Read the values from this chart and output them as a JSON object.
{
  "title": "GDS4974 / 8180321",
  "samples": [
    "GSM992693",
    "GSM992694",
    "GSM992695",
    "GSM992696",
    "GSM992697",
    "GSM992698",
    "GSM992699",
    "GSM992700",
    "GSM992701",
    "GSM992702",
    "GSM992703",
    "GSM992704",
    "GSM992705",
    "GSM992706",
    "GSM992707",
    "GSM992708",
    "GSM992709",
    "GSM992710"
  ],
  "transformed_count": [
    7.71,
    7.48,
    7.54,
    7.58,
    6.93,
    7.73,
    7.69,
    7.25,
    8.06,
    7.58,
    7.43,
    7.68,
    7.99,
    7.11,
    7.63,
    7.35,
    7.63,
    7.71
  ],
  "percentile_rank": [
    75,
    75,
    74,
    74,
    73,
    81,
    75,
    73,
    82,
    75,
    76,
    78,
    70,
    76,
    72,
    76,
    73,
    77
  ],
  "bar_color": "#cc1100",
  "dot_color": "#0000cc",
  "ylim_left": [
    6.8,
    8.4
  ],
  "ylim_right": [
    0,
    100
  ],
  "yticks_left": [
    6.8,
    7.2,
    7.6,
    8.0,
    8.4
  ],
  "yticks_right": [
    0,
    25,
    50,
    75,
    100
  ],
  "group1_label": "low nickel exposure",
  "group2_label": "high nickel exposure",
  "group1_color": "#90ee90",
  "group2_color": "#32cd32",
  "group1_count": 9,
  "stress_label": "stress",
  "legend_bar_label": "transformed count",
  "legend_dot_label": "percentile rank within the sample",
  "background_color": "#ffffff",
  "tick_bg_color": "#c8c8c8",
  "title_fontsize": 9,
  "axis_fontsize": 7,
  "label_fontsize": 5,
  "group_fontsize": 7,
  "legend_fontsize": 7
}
********
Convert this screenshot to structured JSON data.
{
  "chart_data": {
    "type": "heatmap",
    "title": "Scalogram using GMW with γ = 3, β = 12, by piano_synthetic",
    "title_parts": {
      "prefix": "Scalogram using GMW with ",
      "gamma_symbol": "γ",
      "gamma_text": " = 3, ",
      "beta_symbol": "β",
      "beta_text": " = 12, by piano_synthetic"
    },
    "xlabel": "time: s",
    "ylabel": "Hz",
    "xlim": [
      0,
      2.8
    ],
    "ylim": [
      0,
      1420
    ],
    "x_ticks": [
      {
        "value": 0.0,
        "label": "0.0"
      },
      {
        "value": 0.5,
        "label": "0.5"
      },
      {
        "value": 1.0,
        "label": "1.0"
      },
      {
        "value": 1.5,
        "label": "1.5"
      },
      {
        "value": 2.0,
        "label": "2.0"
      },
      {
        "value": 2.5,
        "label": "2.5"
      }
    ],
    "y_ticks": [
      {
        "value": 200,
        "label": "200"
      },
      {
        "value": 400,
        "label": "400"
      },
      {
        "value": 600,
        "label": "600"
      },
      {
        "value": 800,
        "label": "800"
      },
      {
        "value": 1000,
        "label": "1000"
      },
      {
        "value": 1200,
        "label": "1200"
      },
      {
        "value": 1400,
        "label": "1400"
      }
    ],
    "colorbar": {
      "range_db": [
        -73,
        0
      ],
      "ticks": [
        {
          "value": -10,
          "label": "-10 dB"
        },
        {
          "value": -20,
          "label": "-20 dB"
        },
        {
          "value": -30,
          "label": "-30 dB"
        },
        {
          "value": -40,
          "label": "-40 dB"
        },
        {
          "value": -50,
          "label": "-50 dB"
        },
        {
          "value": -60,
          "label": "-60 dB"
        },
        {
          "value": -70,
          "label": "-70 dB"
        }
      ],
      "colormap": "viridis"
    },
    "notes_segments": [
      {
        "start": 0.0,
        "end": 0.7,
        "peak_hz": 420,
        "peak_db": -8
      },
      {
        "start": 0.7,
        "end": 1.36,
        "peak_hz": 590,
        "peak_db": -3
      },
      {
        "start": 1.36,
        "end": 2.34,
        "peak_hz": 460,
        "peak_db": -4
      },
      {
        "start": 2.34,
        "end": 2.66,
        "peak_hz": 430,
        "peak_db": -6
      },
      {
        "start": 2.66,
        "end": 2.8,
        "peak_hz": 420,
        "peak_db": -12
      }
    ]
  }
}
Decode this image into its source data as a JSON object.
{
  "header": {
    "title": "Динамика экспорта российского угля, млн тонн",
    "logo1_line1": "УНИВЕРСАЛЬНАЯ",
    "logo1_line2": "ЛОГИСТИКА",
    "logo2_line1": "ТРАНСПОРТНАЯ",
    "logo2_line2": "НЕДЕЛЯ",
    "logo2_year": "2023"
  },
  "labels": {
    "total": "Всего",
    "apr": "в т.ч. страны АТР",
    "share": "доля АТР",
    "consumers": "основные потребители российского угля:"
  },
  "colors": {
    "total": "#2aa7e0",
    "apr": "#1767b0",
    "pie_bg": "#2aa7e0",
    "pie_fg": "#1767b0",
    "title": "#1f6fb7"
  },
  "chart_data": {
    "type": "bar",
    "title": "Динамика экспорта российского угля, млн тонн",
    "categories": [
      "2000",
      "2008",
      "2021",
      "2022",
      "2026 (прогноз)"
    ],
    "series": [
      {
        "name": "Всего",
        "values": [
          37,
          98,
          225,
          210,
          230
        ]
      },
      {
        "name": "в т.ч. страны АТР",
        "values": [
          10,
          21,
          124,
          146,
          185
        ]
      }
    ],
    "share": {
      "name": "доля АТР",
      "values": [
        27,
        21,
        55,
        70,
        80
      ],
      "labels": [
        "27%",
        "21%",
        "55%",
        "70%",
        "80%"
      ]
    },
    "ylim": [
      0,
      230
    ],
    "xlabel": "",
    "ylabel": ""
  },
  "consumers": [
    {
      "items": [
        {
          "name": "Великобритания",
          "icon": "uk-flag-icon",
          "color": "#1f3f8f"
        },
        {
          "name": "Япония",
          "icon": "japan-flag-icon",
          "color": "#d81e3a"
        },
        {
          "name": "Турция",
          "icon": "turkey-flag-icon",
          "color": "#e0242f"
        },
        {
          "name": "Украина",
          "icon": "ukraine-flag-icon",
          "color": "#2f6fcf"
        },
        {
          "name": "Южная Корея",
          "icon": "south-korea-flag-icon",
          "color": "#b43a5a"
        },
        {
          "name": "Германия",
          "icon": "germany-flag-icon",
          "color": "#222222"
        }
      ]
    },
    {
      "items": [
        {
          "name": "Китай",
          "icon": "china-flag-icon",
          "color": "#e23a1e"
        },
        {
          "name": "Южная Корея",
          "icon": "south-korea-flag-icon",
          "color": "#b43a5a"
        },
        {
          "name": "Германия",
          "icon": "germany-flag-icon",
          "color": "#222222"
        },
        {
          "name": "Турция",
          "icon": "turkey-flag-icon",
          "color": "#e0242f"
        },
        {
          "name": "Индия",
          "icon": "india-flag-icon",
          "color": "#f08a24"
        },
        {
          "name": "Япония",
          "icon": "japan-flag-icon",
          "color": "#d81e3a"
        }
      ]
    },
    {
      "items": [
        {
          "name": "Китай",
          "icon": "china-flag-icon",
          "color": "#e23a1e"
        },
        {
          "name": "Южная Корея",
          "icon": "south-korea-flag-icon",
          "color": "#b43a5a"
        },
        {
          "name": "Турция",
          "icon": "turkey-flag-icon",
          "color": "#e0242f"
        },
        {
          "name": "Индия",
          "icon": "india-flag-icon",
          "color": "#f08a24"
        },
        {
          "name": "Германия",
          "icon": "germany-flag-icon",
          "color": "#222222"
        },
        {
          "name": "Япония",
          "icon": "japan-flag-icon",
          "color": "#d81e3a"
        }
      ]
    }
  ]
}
********
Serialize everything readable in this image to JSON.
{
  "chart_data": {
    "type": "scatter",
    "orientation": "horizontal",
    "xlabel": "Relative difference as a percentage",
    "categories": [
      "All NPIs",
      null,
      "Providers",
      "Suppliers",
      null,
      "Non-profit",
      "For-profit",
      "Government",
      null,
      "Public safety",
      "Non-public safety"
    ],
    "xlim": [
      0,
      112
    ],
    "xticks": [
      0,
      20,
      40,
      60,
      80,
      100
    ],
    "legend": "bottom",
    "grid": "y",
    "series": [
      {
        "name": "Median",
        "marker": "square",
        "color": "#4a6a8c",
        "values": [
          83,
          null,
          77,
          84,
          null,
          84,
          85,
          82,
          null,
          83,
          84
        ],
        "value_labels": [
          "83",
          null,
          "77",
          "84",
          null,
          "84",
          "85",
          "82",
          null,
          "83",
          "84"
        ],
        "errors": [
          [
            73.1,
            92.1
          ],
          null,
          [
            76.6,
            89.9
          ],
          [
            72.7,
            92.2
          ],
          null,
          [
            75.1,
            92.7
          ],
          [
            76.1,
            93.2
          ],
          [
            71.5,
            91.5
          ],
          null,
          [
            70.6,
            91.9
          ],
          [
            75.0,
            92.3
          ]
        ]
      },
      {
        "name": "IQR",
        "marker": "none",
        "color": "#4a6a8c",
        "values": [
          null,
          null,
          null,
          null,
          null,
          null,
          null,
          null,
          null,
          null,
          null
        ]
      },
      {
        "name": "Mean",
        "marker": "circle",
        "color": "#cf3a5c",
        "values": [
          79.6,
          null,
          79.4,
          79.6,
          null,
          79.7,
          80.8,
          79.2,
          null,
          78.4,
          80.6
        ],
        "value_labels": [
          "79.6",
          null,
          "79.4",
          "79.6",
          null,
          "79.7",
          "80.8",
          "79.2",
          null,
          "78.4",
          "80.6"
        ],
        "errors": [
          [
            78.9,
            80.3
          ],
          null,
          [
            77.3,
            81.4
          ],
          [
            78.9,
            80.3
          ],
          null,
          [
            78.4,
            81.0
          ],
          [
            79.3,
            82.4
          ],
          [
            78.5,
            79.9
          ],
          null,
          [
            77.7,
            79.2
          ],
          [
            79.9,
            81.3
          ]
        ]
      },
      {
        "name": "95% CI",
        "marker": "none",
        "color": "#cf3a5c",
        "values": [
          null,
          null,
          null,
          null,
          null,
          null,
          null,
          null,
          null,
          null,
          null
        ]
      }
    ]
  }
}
********
**TASK REQUIREMENTS**
Identify which lines contain the word "start" and copy each one.

**ANSWER FOR THE TASK**
        "start": 0.0,
        "start": 0.7,
        "start": 1.36,
        "start": 2.34,
        "start": 2.66,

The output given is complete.